— START Records for the exercise —

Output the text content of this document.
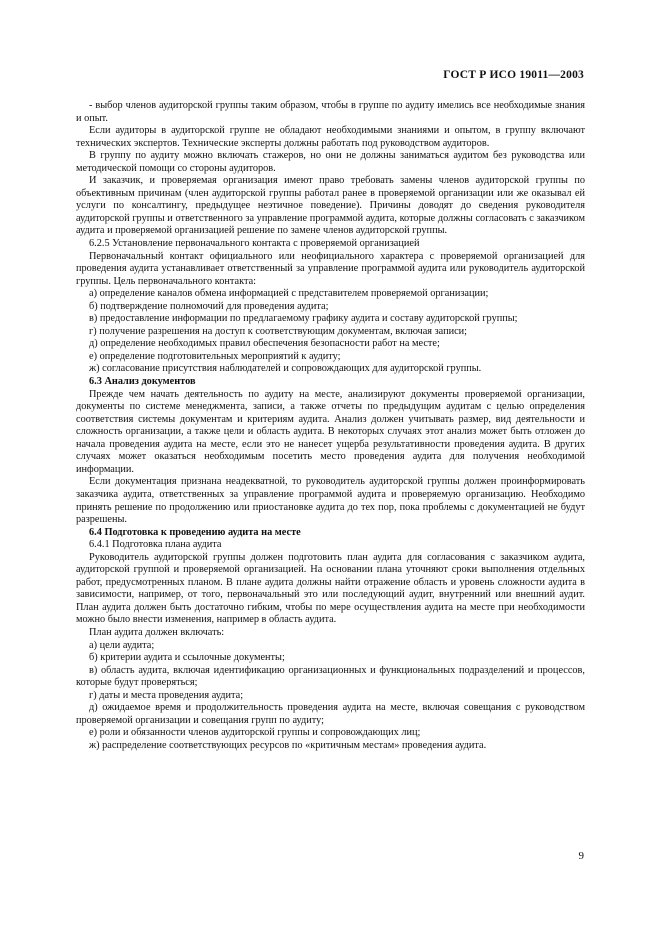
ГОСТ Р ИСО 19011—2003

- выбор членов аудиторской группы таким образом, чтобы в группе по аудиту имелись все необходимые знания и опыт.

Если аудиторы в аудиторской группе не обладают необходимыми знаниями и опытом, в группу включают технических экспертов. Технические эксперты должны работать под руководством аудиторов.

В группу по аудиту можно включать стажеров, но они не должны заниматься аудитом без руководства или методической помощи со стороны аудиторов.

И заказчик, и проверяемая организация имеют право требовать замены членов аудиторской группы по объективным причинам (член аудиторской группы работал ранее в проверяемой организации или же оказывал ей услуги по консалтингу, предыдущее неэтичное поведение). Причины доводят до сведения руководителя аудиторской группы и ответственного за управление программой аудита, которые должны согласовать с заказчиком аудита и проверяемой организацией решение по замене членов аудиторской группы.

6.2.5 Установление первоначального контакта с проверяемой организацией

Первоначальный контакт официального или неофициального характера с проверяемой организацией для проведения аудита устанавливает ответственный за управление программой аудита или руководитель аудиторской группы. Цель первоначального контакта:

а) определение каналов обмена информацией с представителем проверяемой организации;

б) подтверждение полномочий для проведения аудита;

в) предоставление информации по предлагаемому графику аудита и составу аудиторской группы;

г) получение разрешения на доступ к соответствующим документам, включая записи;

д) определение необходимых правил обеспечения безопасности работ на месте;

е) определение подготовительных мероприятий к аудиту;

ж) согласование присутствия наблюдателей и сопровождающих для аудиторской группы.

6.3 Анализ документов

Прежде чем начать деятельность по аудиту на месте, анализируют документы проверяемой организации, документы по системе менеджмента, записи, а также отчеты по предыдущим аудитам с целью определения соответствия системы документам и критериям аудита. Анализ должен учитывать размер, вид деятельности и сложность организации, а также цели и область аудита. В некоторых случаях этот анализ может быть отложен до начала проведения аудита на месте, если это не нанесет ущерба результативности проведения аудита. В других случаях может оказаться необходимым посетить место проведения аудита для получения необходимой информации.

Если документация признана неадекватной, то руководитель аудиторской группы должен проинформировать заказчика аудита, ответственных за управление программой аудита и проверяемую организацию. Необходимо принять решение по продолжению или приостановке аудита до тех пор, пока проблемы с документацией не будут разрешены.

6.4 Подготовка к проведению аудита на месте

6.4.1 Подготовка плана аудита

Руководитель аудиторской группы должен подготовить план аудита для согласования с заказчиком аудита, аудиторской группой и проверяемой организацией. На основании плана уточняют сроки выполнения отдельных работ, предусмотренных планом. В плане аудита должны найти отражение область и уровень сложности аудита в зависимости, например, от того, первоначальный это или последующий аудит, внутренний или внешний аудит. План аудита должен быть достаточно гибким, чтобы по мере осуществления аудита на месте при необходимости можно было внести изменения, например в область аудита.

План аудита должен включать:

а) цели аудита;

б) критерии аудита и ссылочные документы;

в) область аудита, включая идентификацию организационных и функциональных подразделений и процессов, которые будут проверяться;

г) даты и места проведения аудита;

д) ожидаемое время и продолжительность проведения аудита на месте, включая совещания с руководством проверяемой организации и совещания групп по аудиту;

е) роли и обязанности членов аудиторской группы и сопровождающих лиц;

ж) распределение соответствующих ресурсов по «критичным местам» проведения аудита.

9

— END Records for the exercise —
— START Records for the exercise —

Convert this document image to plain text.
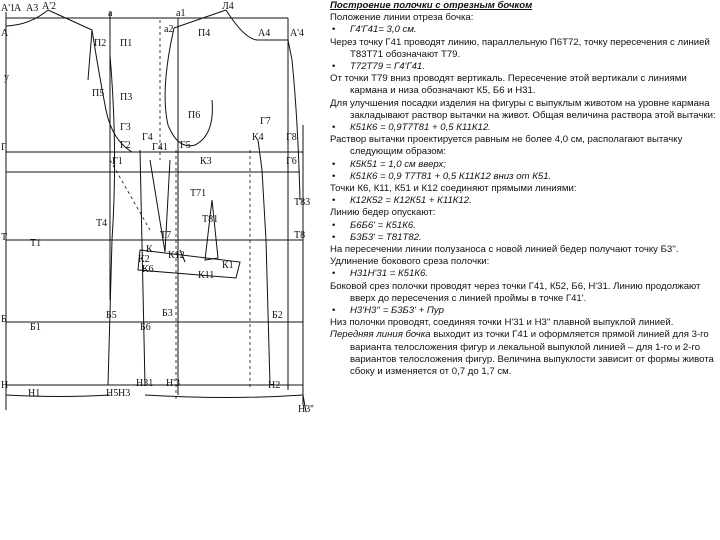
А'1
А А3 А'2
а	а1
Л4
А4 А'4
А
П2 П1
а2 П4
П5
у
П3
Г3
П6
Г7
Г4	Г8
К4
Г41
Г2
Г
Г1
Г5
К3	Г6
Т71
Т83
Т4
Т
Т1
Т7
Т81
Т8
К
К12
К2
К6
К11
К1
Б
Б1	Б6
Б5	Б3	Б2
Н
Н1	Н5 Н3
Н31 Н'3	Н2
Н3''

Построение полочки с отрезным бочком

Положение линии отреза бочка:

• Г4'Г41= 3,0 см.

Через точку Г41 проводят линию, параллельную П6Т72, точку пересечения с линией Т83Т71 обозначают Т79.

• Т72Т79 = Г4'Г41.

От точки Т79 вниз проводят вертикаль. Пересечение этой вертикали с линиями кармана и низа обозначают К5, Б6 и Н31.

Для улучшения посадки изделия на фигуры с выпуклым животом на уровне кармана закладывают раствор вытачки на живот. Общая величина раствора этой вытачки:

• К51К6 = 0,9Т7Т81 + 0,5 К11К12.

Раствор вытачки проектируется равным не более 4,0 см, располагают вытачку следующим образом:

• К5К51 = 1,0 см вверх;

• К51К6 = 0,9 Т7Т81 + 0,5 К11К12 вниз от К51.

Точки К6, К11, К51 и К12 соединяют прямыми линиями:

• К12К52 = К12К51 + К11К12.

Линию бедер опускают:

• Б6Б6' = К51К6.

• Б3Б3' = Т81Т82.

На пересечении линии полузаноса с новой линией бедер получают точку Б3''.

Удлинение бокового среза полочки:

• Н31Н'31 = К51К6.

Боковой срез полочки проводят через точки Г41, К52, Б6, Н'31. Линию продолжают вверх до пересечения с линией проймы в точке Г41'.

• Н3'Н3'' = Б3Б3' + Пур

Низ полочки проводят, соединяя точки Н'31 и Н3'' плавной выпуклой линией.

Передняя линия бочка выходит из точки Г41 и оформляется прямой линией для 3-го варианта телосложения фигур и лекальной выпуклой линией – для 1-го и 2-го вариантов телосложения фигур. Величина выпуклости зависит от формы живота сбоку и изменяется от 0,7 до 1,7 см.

— END Records for the exercise —

● **Written task**: Your answer should be only a number: how many lines of the data above contain the string "Подготовка"?

● **Output of the exercise**: 2